*Aim of the exercise*
Copy each of the following entries verbatim, line for line, with no changes.

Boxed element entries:

=-=-=

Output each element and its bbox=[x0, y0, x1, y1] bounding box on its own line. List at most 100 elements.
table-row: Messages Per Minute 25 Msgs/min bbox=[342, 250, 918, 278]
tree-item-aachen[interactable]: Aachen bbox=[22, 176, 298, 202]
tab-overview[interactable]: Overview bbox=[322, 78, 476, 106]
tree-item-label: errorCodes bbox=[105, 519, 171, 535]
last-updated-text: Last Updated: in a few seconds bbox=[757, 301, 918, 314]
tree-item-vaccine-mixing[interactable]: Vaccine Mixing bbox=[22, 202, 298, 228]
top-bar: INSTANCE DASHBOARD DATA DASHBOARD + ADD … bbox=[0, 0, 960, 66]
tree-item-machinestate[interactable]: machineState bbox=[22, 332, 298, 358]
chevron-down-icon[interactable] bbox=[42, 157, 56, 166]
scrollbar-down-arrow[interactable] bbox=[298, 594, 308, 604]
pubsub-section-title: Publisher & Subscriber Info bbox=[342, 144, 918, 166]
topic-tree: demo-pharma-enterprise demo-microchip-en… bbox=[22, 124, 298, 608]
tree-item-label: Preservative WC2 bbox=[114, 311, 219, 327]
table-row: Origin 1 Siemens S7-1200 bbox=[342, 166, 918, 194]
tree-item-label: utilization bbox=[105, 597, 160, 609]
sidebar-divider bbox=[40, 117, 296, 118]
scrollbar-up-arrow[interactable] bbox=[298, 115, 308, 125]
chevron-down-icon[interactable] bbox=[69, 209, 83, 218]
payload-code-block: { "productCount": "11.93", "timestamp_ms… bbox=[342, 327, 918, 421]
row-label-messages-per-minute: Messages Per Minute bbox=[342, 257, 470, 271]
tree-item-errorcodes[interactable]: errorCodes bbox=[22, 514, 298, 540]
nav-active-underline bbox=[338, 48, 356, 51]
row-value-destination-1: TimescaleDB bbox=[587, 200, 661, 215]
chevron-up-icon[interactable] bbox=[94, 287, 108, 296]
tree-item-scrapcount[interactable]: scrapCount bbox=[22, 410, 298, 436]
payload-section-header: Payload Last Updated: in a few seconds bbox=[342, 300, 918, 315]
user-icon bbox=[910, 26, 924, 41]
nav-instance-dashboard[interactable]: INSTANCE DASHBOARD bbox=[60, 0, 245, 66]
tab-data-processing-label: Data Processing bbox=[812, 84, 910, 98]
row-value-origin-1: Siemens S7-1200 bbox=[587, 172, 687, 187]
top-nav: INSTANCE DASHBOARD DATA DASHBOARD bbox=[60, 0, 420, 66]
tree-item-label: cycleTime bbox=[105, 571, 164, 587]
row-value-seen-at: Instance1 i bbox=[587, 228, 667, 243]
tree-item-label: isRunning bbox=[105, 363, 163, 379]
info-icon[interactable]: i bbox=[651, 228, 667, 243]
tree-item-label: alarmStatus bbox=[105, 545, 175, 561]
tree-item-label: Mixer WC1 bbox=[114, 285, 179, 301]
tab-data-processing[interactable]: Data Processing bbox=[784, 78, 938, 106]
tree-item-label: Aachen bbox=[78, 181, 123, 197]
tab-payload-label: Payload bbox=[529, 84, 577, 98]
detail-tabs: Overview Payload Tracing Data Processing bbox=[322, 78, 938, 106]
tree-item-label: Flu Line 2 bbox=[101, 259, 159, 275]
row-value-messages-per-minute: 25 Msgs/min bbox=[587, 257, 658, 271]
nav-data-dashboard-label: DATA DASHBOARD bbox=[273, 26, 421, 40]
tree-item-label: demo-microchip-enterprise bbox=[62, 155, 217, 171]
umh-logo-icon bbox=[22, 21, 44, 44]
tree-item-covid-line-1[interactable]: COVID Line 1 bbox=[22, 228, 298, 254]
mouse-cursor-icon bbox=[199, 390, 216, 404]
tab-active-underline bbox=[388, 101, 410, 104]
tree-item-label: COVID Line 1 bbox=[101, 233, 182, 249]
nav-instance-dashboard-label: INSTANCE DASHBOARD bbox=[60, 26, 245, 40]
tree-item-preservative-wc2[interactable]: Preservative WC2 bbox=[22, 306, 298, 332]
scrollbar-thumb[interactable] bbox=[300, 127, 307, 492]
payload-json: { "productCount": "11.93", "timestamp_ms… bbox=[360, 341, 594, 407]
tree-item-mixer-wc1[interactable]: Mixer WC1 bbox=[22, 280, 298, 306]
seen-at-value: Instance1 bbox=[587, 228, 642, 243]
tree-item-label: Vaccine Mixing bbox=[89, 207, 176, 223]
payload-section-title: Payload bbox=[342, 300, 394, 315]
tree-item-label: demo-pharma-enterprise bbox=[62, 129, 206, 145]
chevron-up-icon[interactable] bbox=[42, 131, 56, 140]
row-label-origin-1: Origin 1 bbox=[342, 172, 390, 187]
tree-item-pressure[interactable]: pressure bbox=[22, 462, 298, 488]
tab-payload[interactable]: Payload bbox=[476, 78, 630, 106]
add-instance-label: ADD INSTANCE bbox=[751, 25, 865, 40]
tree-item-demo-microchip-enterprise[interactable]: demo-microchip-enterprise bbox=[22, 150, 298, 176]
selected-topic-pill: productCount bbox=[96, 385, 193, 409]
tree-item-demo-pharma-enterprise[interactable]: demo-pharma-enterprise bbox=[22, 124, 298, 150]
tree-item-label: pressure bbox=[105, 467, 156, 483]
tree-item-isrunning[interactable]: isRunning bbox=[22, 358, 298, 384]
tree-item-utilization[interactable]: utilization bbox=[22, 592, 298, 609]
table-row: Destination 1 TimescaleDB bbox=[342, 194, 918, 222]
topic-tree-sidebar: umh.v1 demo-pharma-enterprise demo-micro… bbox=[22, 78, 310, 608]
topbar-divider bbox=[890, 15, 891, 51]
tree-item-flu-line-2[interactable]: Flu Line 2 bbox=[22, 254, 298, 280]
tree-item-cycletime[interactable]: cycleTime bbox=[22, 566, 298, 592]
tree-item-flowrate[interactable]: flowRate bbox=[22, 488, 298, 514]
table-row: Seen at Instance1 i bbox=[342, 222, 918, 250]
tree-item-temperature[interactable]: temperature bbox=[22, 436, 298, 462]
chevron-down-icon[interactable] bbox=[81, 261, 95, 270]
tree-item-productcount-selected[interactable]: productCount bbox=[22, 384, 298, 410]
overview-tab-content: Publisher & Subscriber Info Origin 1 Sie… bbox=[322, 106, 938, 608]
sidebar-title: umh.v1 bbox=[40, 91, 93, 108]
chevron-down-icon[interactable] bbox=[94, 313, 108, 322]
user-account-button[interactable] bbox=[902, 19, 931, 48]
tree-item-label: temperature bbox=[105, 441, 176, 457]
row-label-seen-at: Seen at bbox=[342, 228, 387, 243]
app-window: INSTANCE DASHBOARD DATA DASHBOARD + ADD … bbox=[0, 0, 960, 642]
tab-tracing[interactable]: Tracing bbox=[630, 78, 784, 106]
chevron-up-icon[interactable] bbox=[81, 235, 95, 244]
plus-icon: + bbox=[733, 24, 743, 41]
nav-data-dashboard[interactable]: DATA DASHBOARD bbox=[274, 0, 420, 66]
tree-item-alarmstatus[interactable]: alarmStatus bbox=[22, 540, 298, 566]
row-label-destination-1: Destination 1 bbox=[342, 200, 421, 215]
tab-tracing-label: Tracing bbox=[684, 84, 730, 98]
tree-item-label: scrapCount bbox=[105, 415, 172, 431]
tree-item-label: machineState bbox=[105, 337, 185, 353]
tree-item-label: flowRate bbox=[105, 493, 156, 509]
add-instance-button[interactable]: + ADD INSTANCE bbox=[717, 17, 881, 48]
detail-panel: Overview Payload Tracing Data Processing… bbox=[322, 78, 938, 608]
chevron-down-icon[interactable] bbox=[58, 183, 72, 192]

=-=-=

*Problem solution*
Output each element and its bbox=[x0, y0, x1, y1] bounding box on its own line. List at most 100 elements.
table-row: Messages Per Minute 25 Msgs/min bbox=[342, 250, 918, 278]
tree-item-aachen[interactable]: Aachen bbox=[22, 176, 298, 202]
tab-overview[interactable]: Overview bbox=[322, 78, 476, 106]
tree-item-label: errorCodes bbox=[105, 519, 171, 535]
last-updated-text: Last Updated: in a few seconds bbox=[757, 301, 918, 314]
tree-item-vaccine-mixing[interactable]: Vaccine Mixing bbox=[22, 202, 298, 228]
top-bar: INSTANCE DASHBOARD DATA DASHBOARD + ADD … bbox=[0, 0, 960, 66]
tree-item-machinestate[interactable]: machineState bbox=[22, 332, 298, 358]
chevron-down-icon[interactable] bbox=[42, 157, 56, 166]
scrollbar-down-arrow[interactable] bbox=[298, 594, 308, 604]
pubsub-section-title: Publisher & Subscriber Info bbox=[342, 144, 918, 166]
topic-tree: demo-pharma-enterprise demo-microchip-en… bbox=[22, 124, 298, 608]
tree-item-label: Preservative WC2 bbox=[114, 311, 219, 327]
table-row: Origin 1 Siemens S7-1200 bbox=[342, 166, 918, 194]
tree-item-label: utilization bbox=[105, 597, 160, 609]
sidebar-divider bbox=[40, 117, 296, 118]
scrollbar-up-arrow[interactable] bbox=[298, 115, 308, 125]
chevron-down-icon[interactable] bbox=[69, 209, 83, 218]
payload-code-block: { "productCount": "11.93", "timestamp_ms… bbox=[342, 327, 918, 421]
row-label-messages-per-minute: Messages Per Minute bbox=[342, 257, 470, 271]
tree-item-errorcodes[interactable]: errorCodes bbox=[22, 514, 298, 540]
nav-active-underline bbox=[338, 48, 356, 51]
row-value-destination-1: TimescaleDB bbox=[587, 200, 661, 215]
chevron-up-icon[interactable] bbox=[94, 287, 108, 296]
tree-item-scrapcount[interactable]: scrapCount bbox=[22, 410, 298, 436]
payload-section-header: Payload Last Updated: in a few seconds bbox=[342, 300, 918, 315]
user-icon bbox=[910, 26, 924, 41]
nav-instance-dashboard[interactable]: INSTANCE DASHBOARD bbox=[60, 0, 245, 66]
tab-data-processing-label: Data Processing bbox=[812, 84, 910, 98]
row-value-origin-1: Siemens S7-1200 bbox=[587, 172, 687, 187]
top-nav: INSTANCE DASHBOARD DATA DASHBOARD bbox=[60, 0, 420, 66]
tree-item-label: cycleTime bbox=[105, 571, 164, 587]
row-value-seen-at: Instance1 i bbox=[587, 228, 667, 243]
tree-item-label: isRunning bbox=[105, 363, 163, 379]
info-icon[interactable]: i bbox=[651, 228, 667, 243]
tree-item-label: alarmStatus bbox=[105, 545, 175, 561]
tree-item-label: Mixer WC1 bbox=[114, 285, 179, 301]
tab-data-processing[interactable]: Data Processing bbox=[784, 78, 938, 106]
tree-item-label: Aachen bbox=[78, 181, 123, 197]
tab-payload-label: Payload bbox=[529, 84, 577, 98]
detail-tabs: Overview Payload Tracing Data Processing bbox=[322, 78, 938, 106]
tree-item-label: Flu Line 2 bbox=[101, 259, 159, 275]
row-value-messages-per-minute: 25 Msgs/min bbox=[587, 257, 658, 271]
nav-data-dashboard-label: DATA DASHBOARD bbox=[273, 26, 421, 40]
tree-item-label: demo-microchip-enterprise bbox=[62, 155, 217, 171]
umh-logo-icon bbox=[22, 21, 44, 44]
tree-item-covid-line-1[interactable]: COVID Line 1 bbox=[22, 228, 298, 254]
mouse-cursor-icon bbox=[199, 390, 216, 404]
tab-active-underline bbox=[388, 101, 410, 104]
tree-item-label: COVID Line 1 bbox=[101, 233, 182, 249]
nav-instance-dashboard-label: INSTANCE DASHBOARD bbox=[60, 26, 245, 40]
tree-item-preservative-wc2[interactable]: Preservative WC2 bbox=[22, 306, 298, 332]
scrollbar-thumb[interactable] bbox=[300, 127, 307, 492]
payload-json: { "productCount": "11.93", "timestamp_ms… bbox=[360, 341, 594, 407]
tree-item-mixer-wc1[interactable]: Mixer WC1 bbox=[22, 280, 298, 306]
seen-at-value: Instance1 bbox=[587, 228, 642, 243]
tree-item-label: Vaccine Mixing bbox=[89, 207, 176, 223]
payload-section-title: Payload bbox=[342, 300, 394, 315]
tree-item-label: demo-pharma-enterprise bbox=[62, 129, 206, 145]
chevron-up-icon[interactable] bbox=[42, 131, 56, 140]
row-label-origin-1: Origin 1 bbox=[342, 172, 390, 187]
tree-item-pressure[interactable]: pressure bbox=[22, 462, 298, 488]
tab-payload[interactable]: Payload bbox=[476, 78, 630, 106]
add-instance-label: ADD INSTANCE bbox=[751, 25, 865, 40]
tree-item-demo-microchip-enterprise[interactable]: demo-microchip-enterprise bbox=[22, 150, 298, 176]
selected-topic-pill: productCount bbox=[96, 385, 193, 409]
tree-item-demo-pharma-enterprise[interactable]: demo-pharma-enterprise bbox=[22, 124, 298, 150]
tree-item-label: pressure bbox=[105, 467, 156, 483]
tree-item-isrunning[interactable]: isRunning bbox=[22, 358, 298, 384]
tree-item-utilization[interactable]: utilization bbox=[22, 592, 298, 609]
table-row: Destination 1 TimescaleDB bbox=[342, 194, 918, 222]
topic-tree-sidebar: umh.v1 demo-pharma-enterprise demo-micro… bbox=[22, 78, 310, 608]
topbar-divider bbox=[890, 15, 891, 51]
tree-item-flu-line-2[interactable]: Flu Line 2 bbox=[22, 254, 298, 280]
tree-item-cycletime[interactable]: cycleTime bbox=[22, 566, 298, 592]
tree-item-flowrate[interactable]: flowRate bbox=[22, 488, 298, 514]
table-row: Seen at Instance1 i bbox=[342, 222, 918, 250]
tree-item-temperature[interactable]: temperature bbox=[22, 436, 298, 462]
chevron-down-icon[interactable] bbox=[81, 261, 95, 270]
tree-item-productcount-selected[interactable]: productCount bbox=[22, 384, 298, 410]
overview-tab-content: Publisher & Subscriber Info Origin 1 Sie… bbox=[322, 106, 938, 608]
sidebar-title: umh.v1 bbox=[40, 91, 93, 108]
chevron-down-icon[interactable] bbox=[94, 313, 108, 322]
user-account-button[interactable] bbox=[902, 19, 931, 48]
tree-item-label: temperature bbox=[105, 441, 176, 457]
row-label-seen-at: Seen at bbox=[342, 228, 387, 243]
app-window: INSTANCE DASHBOARD DATA DASHBOARD + ADD … bbox=[0, 0, 960, 642]
tab-tracing[interactable]: Tracing bbox=[630, 78, 784, 106]
chevron-up-icon[interactable] bbox=[81, 235, 95, 244]
plus-icon: + bbox=[733, 24, 743, 41]
nav-data-dashboard[interactable]: DATA DASHBOARD bbox=[274, 0, 420, 66]
tree-item-alarmstatus[interactable]: alarmStatus bbox=[22, 540, 298, 566]
row-label-destination-1: Destination 1 bbox=[342, 200, 421, 215]
tab-tracing-label: Tracing bbox=[684, 84, 730, 98]
tree-item-label: scrapCount bbox=[105, 415, 172, 431]
tree-item-label: machineState bbox=[105, 337, 185, 353]
tree-item-label: flowRate bbox=[105, 493, 156, 509]
add-instance-button[interactable]: + ADD INSTANCE bbox=[717, 17, 881, 48]
detail-panel: Overview Payload Tracing Data Processing… bbox=[322, 78, 938, 608]
chevron-down-icon[interactable] bbox=[58, 183, 72, 192]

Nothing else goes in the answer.